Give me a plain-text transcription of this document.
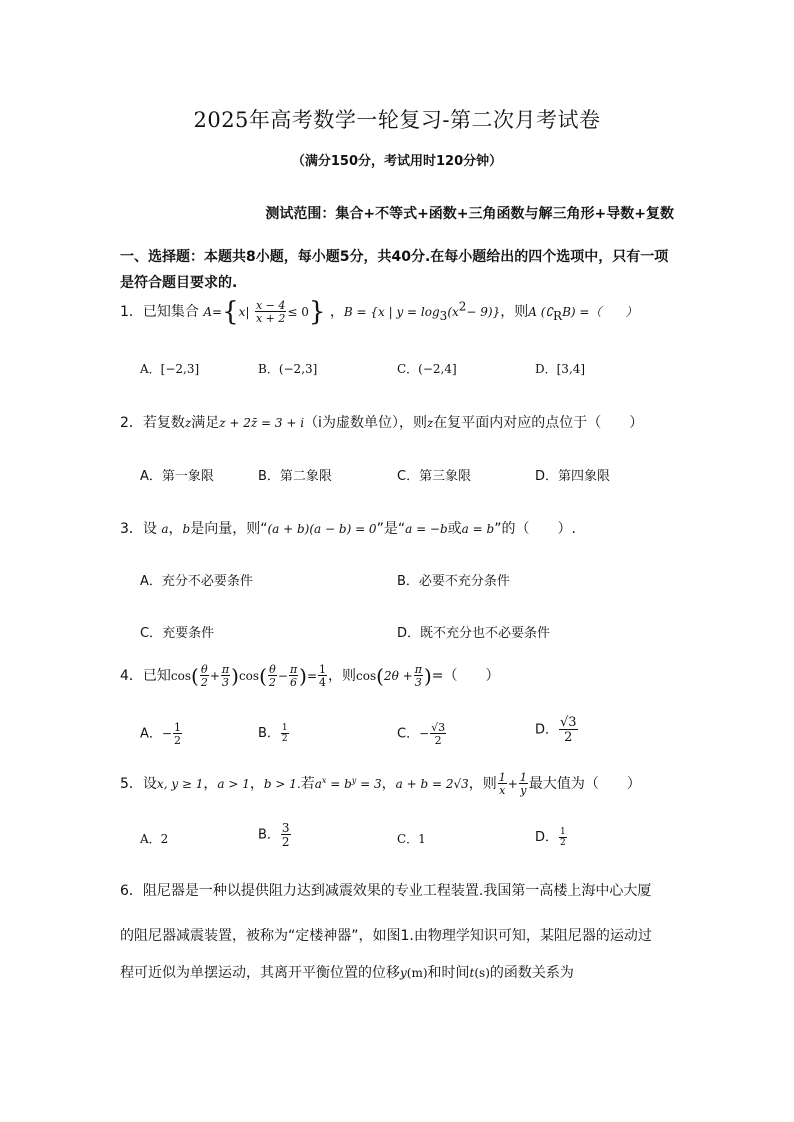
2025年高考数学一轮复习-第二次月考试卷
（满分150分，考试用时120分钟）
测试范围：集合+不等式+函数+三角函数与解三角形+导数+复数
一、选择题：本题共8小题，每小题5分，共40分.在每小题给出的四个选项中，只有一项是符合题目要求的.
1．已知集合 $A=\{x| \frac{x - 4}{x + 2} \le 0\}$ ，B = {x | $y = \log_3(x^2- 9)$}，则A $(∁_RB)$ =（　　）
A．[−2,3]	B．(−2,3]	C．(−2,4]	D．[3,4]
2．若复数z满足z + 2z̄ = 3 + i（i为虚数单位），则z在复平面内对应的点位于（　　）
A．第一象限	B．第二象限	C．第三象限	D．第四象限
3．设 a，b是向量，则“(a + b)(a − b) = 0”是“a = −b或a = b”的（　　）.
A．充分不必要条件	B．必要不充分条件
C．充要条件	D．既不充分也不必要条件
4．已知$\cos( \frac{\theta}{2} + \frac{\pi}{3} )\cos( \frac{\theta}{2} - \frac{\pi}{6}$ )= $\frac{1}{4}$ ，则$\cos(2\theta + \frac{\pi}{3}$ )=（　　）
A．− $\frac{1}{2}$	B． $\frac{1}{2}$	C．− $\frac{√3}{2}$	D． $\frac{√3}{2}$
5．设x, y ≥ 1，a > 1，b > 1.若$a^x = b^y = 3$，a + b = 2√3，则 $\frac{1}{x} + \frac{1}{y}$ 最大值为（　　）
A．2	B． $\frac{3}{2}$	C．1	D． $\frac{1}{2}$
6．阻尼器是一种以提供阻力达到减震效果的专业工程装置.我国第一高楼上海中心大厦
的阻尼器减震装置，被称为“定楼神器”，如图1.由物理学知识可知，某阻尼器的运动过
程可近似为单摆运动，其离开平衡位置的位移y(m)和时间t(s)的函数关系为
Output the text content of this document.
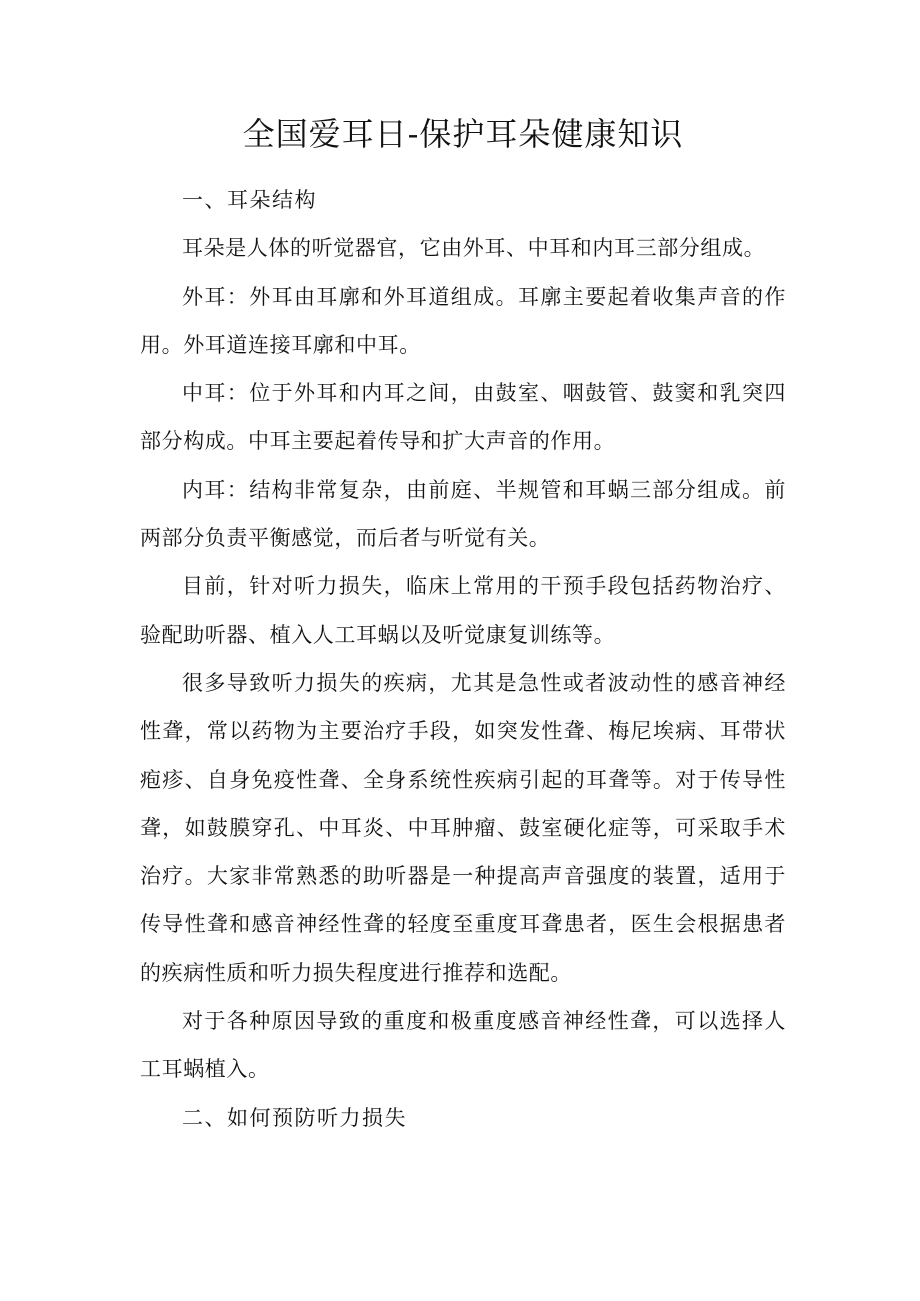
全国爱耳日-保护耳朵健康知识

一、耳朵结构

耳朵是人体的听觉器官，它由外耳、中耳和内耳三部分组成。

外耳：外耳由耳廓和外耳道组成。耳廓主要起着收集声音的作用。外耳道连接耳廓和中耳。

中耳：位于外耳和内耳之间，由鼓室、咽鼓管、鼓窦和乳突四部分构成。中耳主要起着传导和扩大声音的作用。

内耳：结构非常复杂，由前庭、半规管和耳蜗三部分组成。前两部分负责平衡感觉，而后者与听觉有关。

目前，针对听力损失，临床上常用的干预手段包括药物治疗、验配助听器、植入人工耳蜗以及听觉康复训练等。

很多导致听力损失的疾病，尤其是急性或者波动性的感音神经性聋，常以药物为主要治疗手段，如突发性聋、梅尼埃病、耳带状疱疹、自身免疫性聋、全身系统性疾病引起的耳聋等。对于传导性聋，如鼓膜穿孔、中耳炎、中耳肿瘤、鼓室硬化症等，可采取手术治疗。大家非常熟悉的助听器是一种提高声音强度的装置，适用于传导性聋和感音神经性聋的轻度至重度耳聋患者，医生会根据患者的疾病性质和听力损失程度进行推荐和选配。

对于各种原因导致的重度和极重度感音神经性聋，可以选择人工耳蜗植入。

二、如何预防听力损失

--

*EXERCISE GOAL:* Write out all the entries word for word, but skip any images.

*ANSWER TO THE EXERCISE:*
Give me a plain-text transcription of this document.
2025年高考数学一轮复习-第二次月考试卷
（满分150分，考试用时120分钟）
测试范围：集合+不等式+函数+三角函数与解三角形+导数+复数
一、选择题：本题共8小题，每小题5分，共40分.在每小题给出的四个选项中，只有一项是符合题目要求的.
1．已知集合 $A=\{x| \frac{x - 4}{x + 2} \le 0\}$ ，B = {x | $y = \log_3(x^2- 9)$}，则A $(∁_RB)$ =（　　）
A．[−2,3]	B．(−2,3]	C．(−2,4]	D．[3,4]
2．若复数z满足z + 2z̄ = 3 + i（i为虚数单位），则z在复平面内对应的点位于（　　）
A．第一象限	B．第二象限	C．第三象限	D．第四象限
3．设 a，b是向量，则“(a + b)(a − b) = 0”是“a = −b或a = b”的（　　）.
A．充分不必要条件	B．必要不充分条件
C．充要条件	D．既不充分也不必要条件
4．已知$\cos( \frac{\theta}{2} + \frac{\pi}{3} )\cos( \frac{\theta}{2} - \frac{\pi}{6}$ )= $\frac{1}{4}$ ，则$\cos(2\theta + \frac{\pi}{3}$ )=（　　）
A．− $\frac{1}{2}$	B． $\frac{1}{2}$	C．− $\frac{√3}{2}$	D． $\frac{√3}{2}$
5．设x, y ≥ 1，a > 1，b > 1.若$a^x = b^y = 3$，a + b = 2√3，则 $\frac{1}{x} + \frac{1}{y}$ 最大值为（　　）
A．2	B． $\frac{3}{2}$	C．1	D． $\frac{1}{2}$
6．阻尼器是一种以提供阻力达到减震效果的专业工程装置.我国第一高楼上海中心大厦
的阻尼器减震装置，被称为“定楼神器”，如图1.由物理学知识可知，某阻尼器的运动过
程可近似为单摆运动，其离开平衡位置的位移y(m)和时间t(s)的函数关系为
Output the text content of this document.
全国爱耳日-保护耳朵健康知识

一、耳朵结构

耳朵是人体的听觉器官，它由外耳、中耳和内耳三部分组成。

外耳：外耳由耳廓和外耳道组成。耳廓主要起着收集声音的作用。外耳道连接耳廓和中耳。

中耳：位于外耳和内耳之间，由鼓室、咽鼓管、鼓窦和乳突四部分构成。中耳主要起着传导和扩大声音的作用。

内耳：结构非常复杂，由前庭、半规管和耳蜗三部分组成。前两部分负责平衡感觉，而后者与听觉有关。

目前，针对听力损失，临床上常用的干预手段包括药物治疗、验配助听器、植入人工耳蜗以及听觉康复训练等。

很多导致听力损失的疾病，尤其是急性或者波动性的感音神经性聋，常以药物为主要治疗手段，如突发性聋、梅尼埃病、耳带状疱疹、自身免疫性聋、全身系统性疾病引起的耳聋等。对于传导性聋，如鼓膜穿孔、中耳炎、中耳肿瘤、鼓室硬化症等，可采取手术治疗。大家非常熟悉的助听器是一种提高声音强度的装置，适用于传导性聋和感音神经性聋的轻度至重度耳聋患者，医生会根据患者的疾病性质和听力损失程度进行推荐和选配。

对于各种原因导致的重度和极重度感音神经性聋，可以选择人工耳蜗植入。

二、如何预防听力损失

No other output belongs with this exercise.